>> begin

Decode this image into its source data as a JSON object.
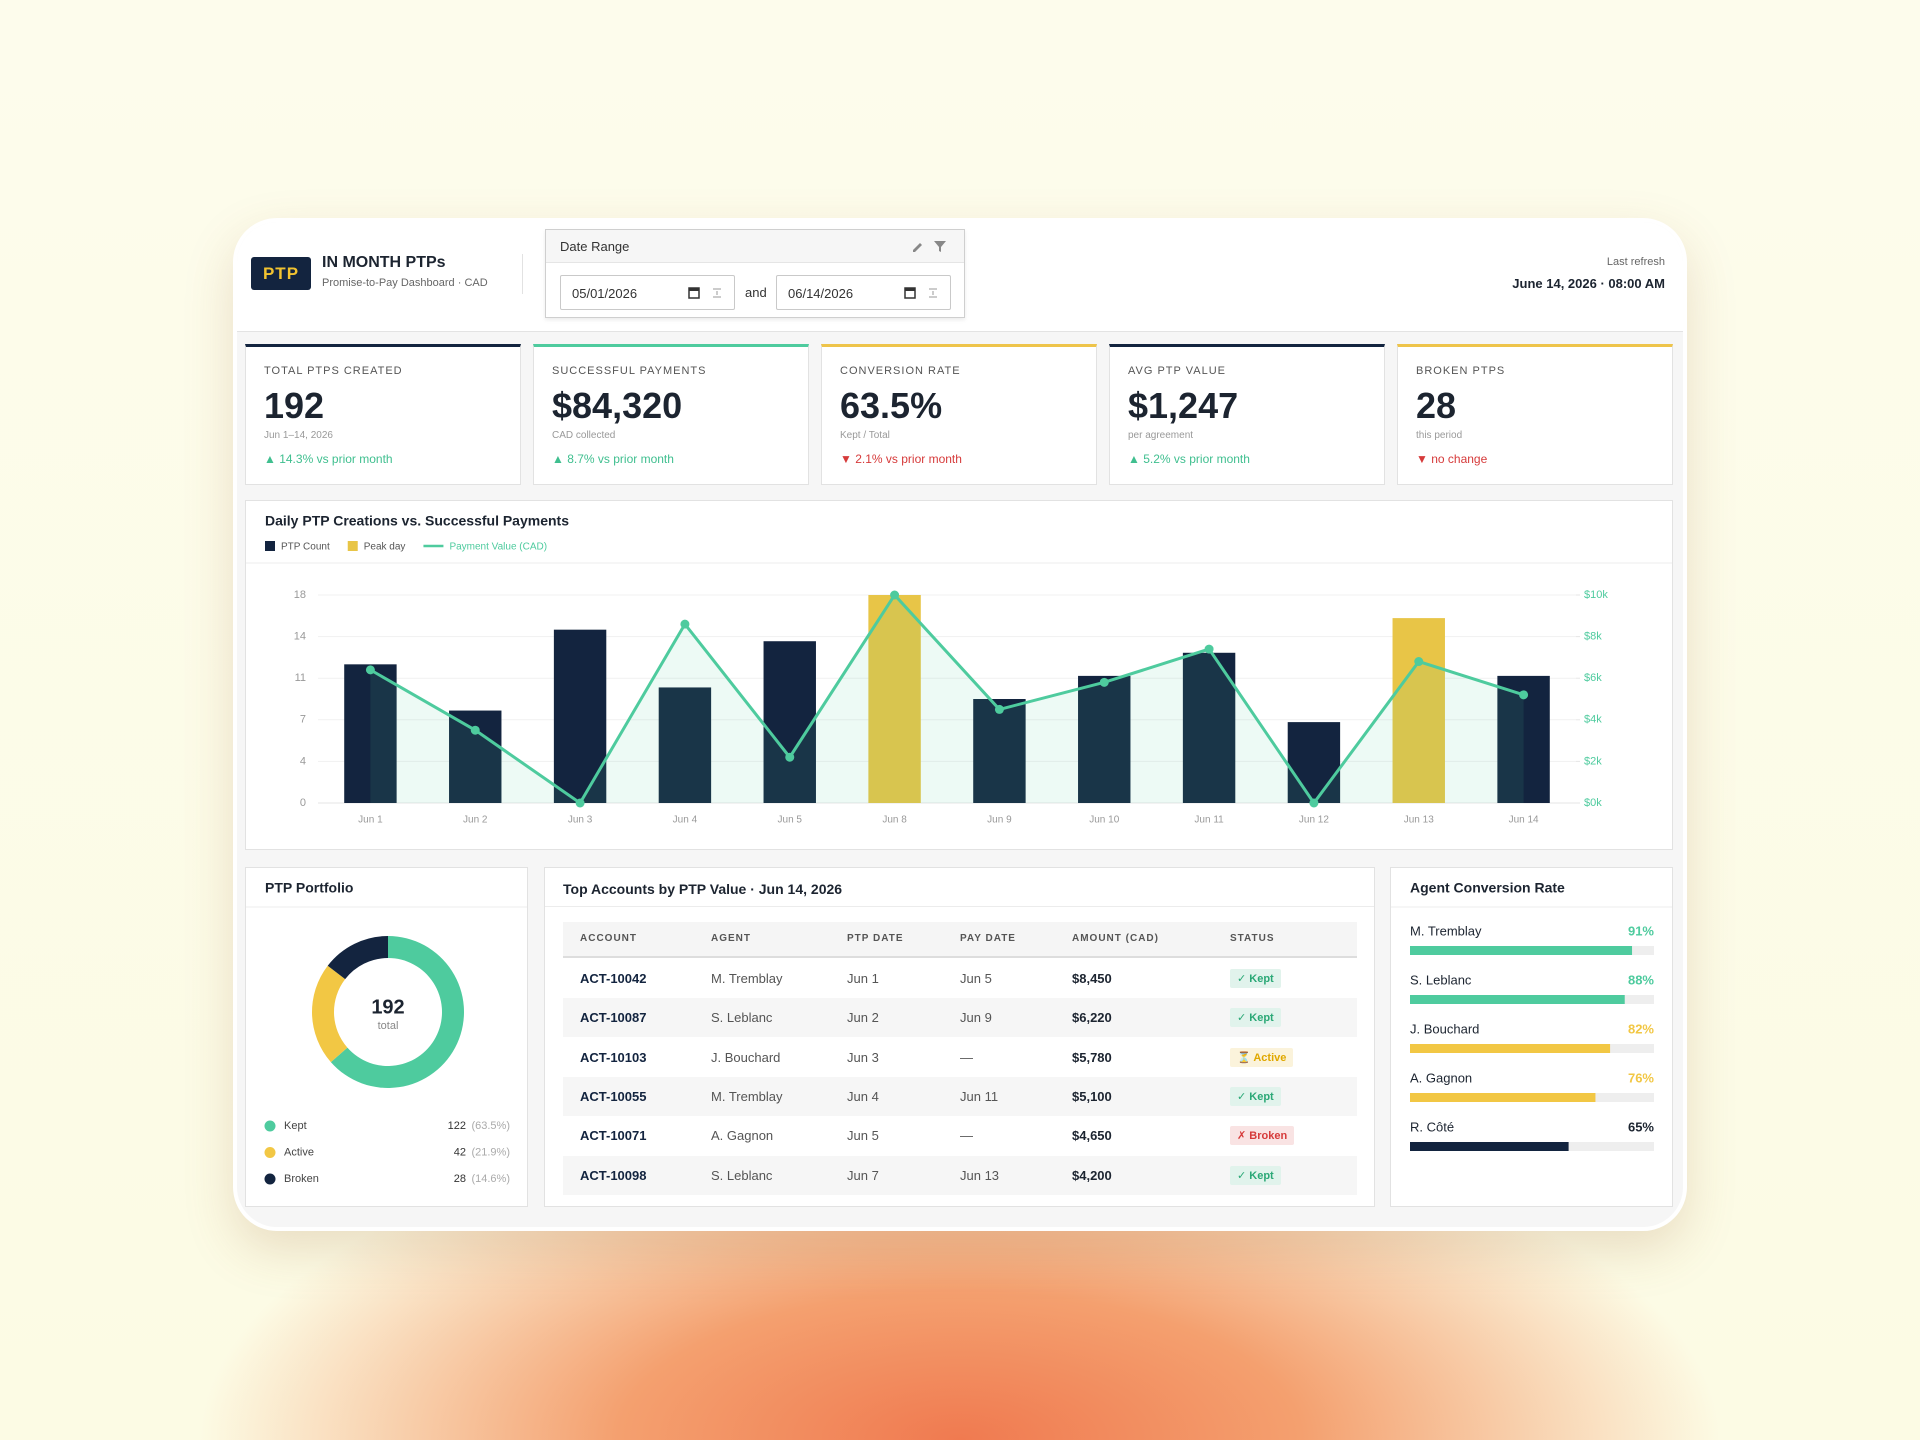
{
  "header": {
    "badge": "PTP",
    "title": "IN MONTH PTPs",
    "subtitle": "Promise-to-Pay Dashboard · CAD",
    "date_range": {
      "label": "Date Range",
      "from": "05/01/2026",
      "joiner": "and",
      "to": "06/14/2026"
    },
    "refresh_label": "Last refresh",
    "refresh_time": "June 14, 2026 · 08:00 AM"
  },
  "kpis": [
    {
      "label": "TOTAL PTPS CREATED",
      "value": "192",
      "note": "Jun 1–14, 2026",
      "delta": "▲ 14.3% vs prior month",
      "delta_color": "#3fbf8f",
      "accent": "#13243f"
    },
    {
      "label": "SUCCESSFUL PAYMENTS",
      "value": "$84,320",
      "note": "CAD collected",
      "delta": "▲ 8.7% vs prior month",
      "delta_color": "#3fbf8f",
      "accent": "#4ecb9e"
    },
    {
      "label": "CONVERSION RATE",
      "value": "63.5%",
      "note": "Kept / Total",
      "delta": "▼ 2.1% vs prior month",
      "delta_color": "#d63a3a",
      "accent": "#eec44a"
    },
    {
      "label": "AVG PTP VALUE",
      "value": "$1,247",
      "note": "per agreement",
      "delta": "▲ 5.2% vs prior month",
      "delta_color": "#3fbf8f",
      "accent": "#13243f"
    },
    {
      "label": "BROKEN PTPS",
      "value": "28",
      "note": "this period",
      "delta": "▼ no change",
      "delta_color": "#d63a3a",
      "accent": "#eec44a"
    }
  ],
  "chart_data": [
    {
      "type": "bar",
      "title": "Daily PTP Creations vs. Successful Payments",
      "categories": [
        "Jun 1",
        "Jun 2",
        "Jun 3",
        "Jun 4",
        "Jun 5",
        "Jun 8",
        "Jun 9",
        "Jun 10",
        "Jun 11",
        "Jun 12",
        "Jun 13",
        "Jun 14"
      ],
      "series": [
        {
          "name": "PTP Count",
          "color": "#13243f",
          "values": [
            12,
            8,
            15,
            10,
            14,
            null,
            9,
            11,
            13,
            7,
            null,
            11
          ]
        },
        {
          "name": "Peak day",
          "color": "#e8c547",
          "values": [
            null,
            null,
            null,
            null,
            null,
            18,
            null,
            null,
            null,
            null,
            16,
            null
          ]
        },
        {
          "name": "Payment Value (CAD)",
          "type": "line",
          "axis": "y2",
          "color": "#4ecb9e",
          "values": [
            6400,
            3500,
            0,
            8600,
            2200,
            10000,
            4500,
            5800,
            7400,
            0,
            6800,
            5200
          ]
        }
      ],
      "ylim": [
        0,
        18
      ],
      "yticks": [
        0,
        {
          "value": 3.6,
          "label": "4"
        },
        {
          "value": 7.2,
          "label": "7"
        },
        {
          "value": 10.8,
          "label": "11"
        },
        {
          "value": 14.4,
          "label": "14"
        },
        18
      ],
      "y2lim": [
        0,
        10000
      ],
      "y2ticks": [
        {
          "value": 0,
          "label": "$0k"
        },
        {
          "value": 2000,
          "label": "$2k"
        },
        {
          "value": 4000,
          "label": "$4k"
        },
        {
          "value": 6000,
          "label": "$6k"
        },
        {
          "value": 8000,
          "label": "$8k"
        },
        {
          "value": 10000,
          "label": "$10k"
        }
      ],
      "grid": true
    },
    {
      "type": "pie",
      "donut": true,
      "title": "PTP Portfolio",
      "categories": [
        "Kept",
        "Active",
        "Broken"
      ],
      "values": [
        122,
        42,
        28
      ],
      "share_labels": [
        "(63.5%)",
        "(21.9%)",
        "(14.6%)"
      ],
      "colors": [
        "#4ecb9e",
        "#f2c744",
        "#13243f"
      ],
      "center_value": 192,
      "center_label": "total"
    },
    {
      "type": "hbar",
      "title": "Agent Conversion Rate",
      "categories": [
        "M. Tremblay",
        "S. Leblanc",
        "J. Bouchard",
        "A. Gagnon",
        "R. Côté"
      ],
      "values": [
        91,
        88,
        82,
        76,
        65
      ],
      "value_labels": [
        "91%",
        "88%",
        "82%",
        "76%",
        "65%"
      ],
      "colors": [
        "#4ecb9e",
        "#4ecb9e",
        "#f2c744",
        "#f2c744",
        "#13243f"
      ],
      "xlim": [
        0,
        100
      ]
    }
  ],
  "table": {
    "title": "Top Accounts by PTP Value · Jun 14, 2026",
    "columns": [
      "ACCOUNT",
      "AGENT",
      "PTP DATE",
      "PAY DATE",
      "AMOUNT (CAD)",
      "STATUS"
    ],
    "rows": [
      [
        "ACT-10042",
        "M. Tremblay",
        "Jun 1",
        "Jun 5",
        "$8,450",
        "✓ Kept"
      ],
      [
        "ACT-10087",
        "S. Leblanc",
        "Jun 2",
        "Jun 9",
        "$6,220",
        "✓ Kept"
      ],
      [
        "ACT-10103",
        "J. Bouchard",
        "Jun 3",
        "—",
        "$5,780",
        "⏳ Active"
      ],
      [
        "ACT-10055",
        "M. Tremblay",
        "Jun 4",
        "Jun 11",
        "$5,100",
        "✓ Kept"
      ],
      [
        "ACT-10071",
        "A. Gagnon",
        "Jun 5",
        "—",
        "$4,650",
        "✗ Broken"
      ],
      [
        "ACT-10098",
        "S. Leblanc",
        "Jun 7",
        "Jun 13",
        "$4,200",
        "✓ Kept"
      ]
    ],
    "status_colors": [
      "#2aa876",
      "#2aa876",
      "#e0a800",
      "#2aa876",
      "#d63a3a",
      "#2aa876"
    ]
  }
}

>> end
>> begin

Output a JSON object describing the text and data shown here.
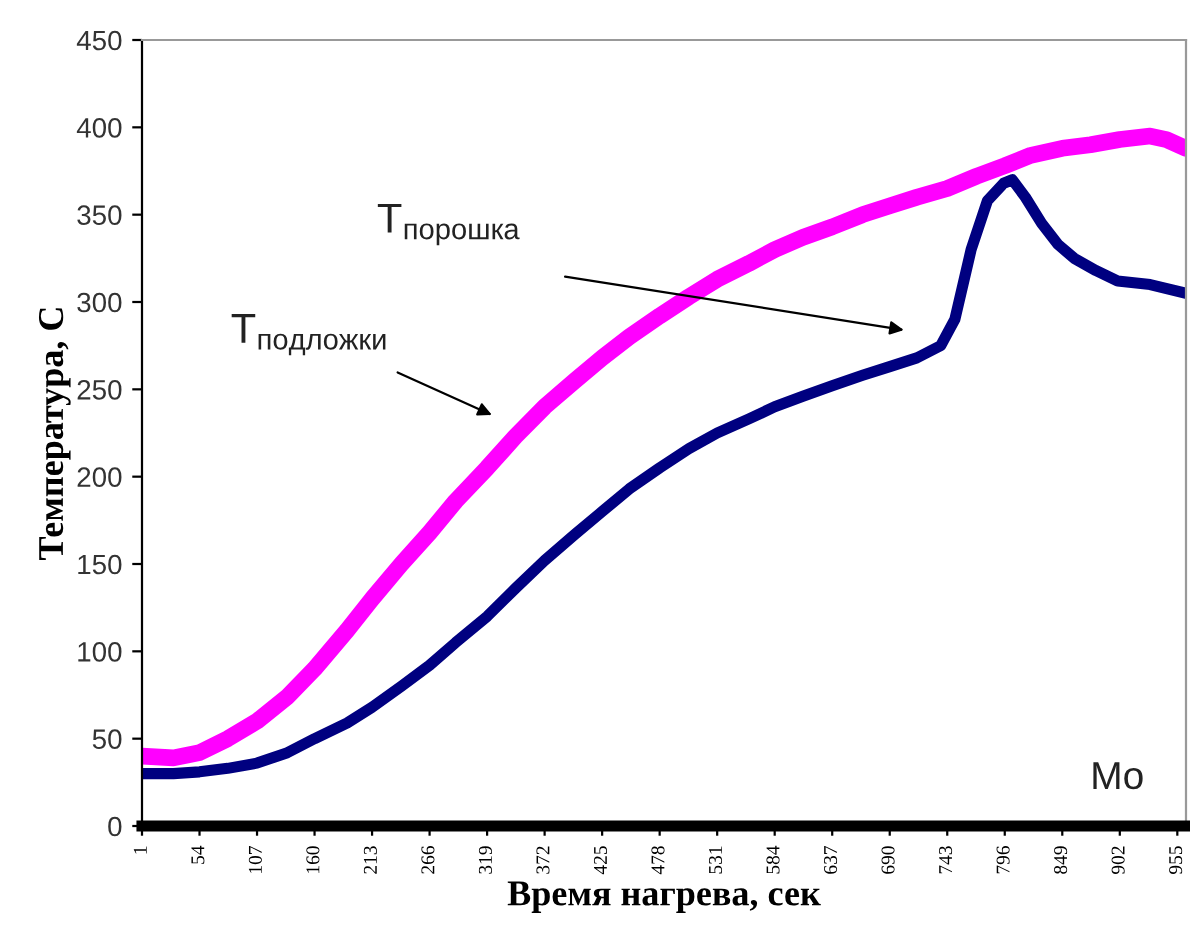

>> end
>> begin

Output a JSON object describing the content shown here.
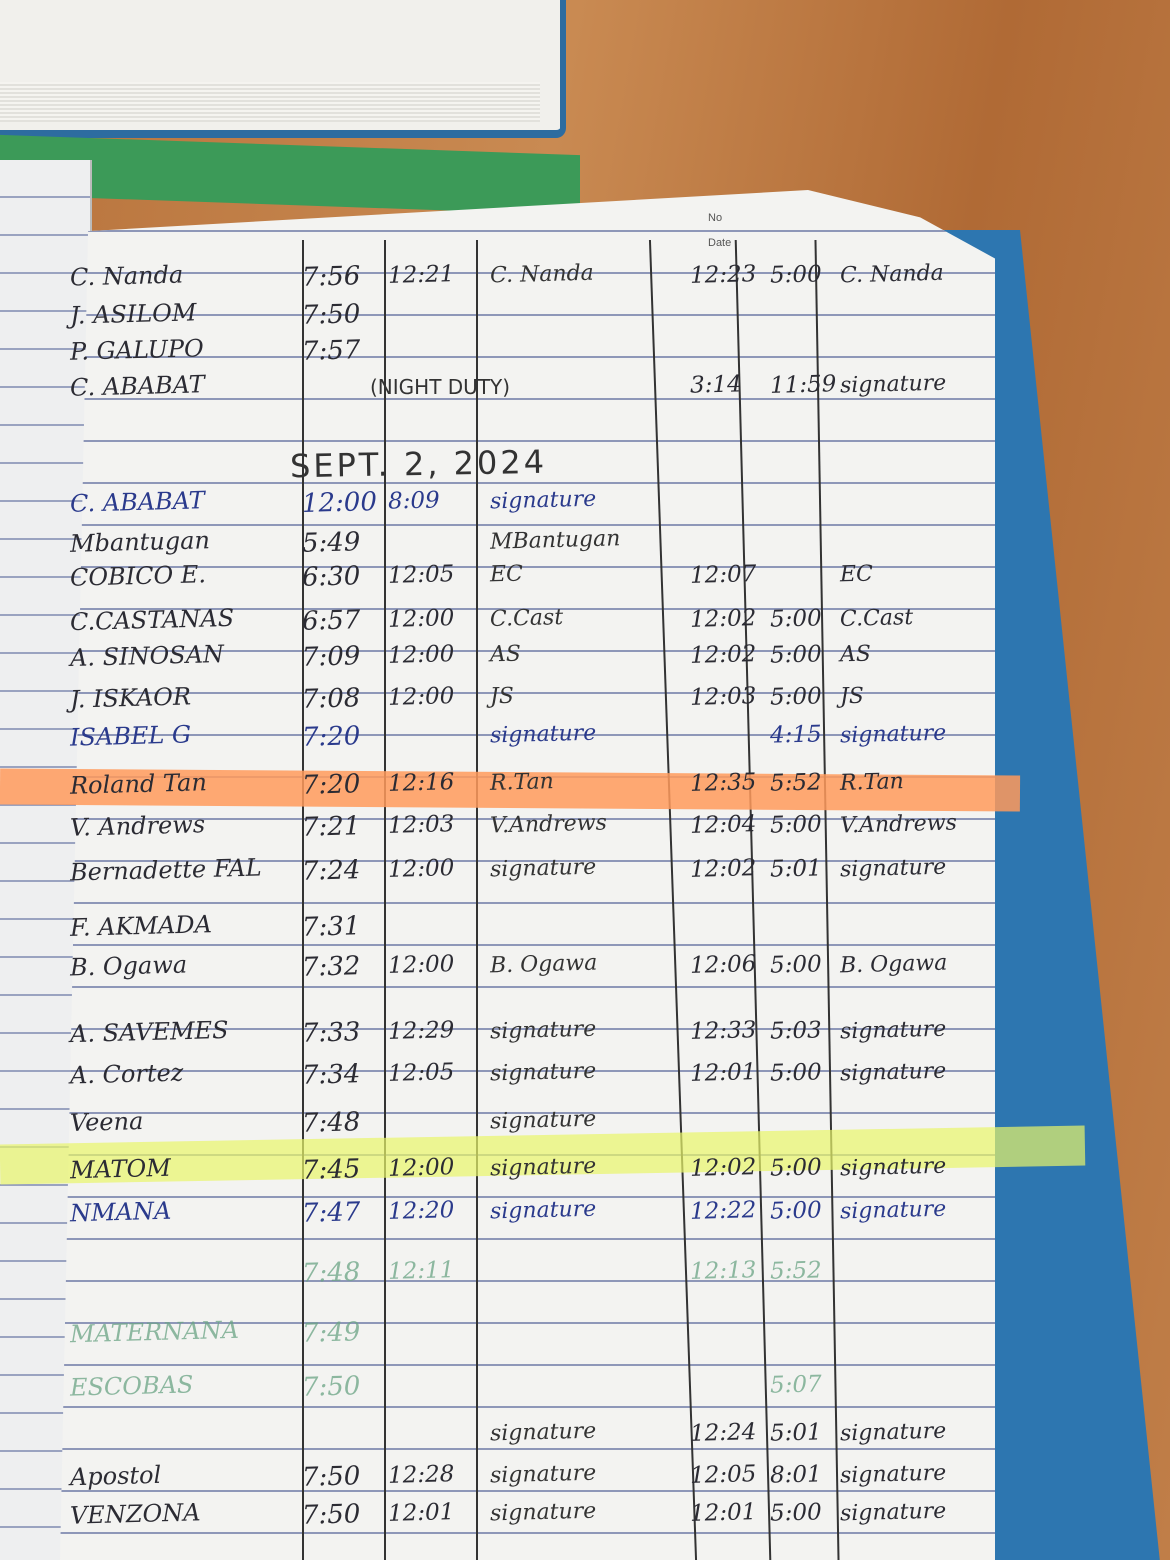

>> end

=== CHALLENGE ===
Go through the listing above and locate each line that holds the word "describing". Copy those lines.

=== ANSWER IN FULL ===
Output a JSON object describing the text and data shown here.
Output a JSON object describing the content shown here.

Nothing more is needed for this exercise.